Pull out each line of the records holding the string "More".

--- Start ---

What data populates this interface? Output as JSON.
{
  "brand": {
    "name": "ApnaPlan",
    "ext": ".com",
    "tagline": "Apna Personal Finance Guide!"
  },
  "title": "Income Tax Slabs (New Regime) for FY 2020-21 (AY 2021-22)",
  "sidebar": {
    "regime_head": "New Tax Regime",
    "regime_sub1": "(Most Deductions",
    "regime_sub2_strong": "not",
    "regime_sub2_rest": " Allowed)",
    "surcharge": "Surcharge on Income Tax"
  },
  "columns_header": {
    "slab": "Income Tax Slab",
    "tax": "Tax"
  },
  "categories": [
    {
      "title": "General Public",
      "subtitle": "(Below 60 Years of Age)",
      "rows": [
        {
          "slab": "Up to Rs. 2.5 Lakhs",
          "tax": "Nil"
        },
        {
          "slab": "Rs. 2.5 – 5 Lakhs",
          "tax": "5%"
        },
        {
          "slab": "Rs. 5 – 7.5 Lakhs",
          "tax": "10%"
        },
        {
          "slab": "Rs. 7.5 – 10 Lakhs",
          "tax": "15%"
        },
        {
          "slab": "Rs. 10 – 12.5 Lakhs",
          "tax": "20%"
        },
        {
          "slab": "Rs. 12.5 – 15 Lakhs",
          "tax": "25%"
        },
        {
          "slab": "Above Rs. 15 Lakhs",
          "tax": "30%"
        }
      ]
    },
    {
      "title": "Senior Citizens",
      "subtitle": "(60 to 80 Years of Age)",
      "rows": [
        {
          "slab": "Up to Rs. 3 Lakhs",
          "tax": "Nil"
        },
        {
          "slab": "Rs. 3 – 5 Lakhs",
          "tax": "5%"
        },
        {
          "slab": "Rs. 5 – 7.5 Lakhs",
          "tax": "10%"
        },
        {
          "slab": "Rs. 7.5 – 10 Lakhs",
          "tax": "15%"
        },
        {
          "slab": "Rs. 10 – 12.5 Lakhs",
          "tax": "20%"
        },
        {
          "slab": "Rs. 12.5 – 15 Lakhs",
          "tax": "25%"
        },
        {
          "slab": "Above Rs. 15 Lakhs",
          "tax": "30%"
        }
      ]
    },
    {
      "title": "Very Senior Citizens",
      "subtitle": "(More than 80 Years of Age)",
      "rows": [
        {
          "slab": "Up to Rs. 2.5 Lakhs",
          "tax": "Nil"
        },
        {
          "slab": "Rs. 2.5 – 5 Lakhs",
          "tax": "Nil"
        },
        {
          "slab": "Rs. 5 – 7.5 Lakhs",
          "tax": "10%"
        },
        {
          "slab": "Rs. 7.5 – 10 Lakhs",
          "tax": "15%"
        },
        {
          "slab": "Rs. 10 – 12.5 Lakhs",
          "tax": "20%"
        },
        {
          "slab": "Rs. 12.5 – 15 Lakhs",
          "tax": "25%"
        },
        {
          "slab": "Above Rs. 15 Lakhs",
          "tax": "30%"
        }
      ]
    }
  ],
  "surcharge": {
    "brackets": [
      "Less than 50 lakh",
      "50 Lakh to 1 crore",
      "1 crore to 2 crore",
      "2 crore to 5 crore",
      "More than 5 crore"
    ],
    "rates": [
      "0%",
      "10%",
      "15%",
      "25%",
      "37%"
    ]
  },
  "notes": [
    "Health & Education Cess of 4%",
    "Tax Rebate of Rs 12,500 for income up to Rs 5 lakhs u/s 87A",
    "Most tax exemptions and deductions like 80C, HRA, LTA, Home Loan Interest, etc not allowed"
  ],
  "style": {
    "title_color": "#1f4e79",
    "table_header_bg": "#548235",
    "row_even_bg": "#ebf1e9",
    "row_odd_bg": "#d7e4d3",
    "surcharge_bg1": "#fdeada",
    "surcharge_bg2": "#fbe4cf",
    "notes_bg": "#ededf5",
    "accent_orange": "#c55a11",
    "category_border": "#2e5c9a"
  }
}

--- End ---

**SOLUTION BELOW**
      "subtitle": "(More than 80 Years of Age)",
      "More than 5 crore"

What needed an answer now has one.